**PROMPT**: Give the number of lines in the listing below that include the word "color", with nothing more.

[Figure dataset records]
★ ★ ★ ★

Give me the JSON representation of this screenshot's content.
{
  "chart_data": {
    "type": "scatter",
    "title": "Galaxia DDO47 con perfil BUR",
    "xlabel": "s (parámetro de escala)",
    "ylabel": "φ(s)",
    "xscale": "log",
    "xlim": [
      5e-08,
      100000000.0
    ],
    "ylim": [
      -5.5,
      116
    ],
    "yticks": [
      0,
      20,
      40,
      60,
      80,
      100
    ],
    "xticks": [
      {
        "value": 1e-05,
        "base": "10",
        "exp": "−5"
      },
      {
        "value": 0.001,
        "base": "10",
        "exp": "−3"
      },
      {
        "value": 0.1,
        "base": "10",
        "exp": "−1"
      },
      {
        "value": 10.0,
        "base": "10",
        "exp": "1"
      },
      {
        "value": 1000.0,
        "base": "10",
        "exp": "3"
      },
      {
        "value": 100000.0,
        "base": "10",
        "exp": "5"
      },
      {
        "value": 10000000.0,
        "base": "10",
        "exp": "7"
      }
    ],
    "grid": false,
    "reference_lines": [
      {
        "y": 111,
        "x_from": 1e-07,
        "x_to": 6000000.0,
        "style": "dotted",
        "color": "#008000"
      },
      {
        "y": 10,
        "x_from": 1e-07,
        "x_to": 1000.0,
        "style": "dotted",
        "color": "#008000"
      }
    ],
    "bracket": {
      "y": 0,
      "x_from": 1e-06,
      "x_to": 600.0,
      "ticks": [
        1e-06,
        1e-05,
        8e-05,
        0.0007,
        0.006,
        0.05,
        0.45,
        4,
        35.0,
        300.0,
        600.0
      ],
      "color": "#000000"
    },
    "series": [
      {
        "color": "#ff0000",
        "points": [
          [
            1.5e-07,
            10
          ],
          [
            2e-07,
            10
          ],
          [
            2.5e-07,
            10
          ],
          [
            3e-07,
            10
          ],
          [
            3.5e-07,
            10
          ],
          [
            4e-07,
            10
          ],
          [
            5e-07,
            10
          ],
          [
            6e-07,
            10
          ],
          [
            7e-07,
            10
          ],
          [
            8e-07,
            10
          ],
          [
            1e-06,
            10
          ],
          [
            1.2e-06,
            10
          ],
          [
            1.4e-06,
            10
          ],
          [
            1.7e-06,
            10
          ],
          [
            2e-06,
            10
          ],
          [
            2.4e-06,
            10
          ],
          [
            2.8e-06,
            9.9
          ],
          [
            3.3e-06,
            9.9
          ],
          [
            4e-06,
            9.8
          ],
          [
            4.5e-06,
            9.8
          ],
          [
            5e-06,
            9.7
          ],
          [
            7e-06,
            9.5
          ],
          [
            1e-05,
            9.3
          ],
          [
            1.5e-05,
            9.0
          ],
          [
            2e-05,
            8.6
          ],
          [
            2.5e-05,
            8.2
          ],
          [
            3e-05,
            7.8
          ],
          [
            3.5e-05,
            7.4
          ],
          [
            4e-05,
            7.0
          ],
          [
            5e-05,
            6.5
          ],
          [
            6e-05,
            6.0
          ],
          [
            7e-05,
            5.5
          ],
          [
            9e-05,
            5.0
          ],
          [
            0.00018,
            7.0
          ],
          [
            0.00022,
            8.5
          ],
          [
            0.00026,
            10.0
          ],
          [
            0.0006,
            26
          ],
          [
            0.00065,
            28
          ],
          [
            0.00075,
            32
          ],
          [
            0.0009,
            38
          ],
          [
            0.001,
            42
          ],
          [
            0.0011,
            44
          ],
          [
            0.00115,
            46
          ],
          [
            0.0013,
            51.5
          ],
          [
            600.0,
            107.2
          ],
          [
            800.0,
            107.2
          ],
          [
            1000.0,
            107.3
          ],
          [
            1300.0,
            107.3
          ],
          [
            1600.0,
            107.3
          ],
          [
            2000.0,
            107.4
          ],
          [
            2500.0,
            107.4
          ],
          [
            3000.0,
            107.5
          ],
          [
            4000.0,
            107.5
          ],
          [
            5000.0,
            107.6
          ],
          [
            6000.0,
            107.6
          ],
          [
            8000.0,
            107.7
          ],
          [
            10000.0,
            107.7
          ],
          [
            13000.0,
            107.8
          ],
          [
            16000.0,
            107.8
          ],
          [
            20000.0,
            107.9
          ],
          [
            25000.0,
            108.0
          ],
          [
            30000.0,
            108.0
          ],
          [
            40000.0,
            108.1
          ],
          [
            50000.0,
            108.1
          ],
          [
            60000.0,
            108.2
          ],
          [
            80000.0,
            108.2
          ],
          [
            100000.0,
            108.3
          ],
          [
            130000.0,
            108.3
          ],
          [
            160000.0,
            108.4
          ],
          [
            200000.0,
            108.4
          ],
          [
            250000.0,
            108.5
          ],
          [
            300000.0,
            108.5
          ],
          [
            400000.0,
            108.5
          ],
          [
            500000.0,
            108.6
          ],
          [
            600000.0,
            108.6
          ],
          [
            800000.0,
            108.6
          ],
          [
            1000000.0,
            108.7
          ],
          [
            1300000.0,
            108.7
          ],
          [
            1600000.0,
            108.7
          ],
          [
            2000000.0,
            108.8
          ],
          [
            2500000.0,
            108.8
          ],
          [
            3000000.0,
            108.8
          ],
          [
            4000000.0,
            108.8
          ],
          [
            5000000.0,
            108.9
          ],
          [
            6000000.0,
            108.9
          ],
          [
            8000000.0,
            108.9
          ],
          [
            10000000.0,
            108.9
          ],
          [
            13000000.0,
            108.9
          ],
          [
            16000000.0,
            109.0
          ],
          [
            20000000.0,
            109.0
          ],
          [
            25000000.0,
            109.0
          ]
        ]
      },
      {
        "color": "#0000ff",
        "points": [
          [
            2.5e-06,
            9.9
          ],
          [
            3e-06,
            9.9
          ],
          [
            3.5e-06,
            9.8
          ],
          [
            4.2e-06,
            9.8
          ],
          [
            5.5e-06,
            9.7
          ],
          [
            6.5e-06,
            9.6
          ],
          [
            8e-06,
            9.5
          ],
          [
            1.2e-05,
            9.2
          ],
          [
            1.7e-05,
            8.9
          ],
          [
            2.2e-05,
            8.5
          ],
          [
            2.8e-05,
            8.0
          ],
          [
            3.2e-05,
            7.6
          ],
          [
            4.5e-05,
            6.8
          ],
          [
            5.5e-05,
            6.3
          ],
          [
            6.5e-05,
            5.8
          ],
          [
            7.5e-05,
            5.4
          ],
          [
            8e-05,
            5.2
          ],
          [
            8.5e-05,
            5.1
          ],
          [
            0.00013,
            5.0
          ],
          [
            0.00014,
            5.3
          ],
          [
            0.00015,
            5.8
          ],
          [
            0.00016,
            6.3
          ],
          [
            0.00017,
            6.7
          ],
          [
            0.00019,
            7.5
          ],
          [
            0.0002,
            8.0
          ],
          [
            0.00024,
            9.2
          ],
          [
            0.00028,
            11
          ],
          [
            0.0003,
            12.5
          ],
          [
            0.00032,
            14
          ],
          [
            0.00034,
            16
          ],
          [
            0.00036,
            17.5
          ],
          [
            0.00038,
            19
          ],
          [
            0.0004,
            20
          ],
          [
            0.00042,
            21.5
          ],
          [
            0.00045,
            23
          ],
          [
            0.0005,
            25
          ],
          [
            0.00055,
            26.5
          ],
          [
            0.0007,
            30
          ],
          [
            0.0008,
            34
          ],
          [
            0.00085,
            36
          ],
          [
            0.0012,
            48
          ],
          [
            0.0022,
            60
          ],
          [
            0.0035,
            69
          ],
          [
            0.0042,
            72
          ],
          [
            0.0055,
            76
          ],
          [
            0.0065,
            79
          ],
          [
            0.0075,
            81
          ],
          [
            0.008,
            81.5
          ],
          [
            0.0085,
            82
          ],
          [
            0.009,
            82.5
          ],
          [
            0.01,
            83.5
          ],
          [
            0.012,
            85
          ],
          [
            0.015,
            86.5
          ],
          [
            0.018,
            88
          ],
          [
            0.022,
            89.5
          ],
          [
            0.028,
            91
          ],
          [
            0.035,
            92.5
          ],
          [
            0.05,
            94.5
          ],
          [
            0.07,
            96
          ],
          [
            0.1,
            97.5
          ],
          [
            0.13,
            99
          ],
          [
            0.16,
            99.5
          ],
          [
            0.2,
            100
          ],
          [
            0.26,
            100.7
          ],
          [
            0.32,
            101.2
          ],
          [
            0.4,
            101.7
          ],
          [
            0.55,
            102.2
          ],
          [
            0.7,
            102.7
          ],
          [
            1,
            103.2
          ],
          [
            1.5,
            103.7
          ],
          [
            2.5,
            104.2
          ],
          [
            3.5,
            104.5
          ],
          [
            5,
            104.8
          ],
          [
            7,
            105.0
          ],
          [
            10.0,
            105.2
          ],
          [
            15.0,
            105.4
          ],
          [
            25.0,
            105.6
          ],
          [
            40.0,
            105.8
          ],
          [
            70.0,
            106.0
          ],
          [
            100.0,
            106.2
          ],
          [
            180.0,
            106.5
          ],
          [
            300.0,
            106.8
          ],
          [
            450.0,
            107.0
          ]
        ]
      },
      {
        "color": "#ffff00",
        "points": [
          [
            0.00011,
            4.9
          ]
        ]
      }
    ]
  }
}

★ ★ ★ ★

**FULL ANSWER**: 6